Return the whole listing exactly as it stands.
-- START OF Data provided --
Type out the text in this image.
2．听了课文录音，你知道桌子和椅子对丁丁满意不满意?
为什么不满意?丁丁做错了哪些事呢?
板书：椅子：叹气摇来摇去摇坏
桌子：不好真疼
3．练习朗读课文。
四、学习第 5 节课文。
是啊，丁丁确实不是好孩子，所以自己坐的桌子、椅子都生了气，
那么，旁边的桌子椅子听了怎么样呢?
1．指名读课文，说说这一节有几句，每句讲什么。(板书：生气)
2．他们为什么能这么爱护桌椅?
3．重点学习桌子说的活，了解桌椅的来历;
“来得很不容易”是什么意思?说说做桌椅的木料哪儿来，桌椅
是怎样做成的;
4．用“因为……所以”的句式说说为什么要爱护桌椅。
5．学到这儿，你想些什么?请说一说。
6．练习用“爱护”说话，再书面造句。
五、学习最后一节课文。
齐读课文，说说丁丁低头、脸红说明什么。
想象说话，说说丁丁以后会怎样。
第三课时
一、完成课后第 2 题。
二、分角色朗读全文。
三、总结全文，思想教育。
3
-- END OF Data provided --
[Response for this exercise]
Type out the text in this image.
2．听了课文录音，你知道桌子和椅子对丁丁满意不满意?
为什么不满意?丁丁做错了哪些事呢?
板书：椅子：叹气摇来摇去摇坏
桌子：不好真疼
3．练习朗读课文。
四、学习第 5 节课文。
是啊，丁丁确实不是好孩子，所以自己坐的桌子、椅子都生了气，
那么，旁边的桌子椅子听了怎么样呢?
1．指名读课文，说说这一节有几句，每句讲什么。(板书：生气)
2．他们为什么能这么爱护桌椅?
3．重点学习桌子说的活，了解桌椅的来历;
“来得很不容易”是什么意思?说说做桌椅的木料哪儿来，桌椅
是怎样做成的;
4．用“因为……所以”的句式说说为什么要爱护桌椅。
5．学到这儿，你想些什么?请说一说。
6．练习用“爱护”说话，再书面造句。
五、学习最后一节课文。
齐读课文，说说丁丁低头、脸红说明什么。
想象说话，说说丁丁以后会怎样。
第三课时
一、完成课后第 2 题。
二、分角色朗读全文。
三、总结全文，思想教育。
3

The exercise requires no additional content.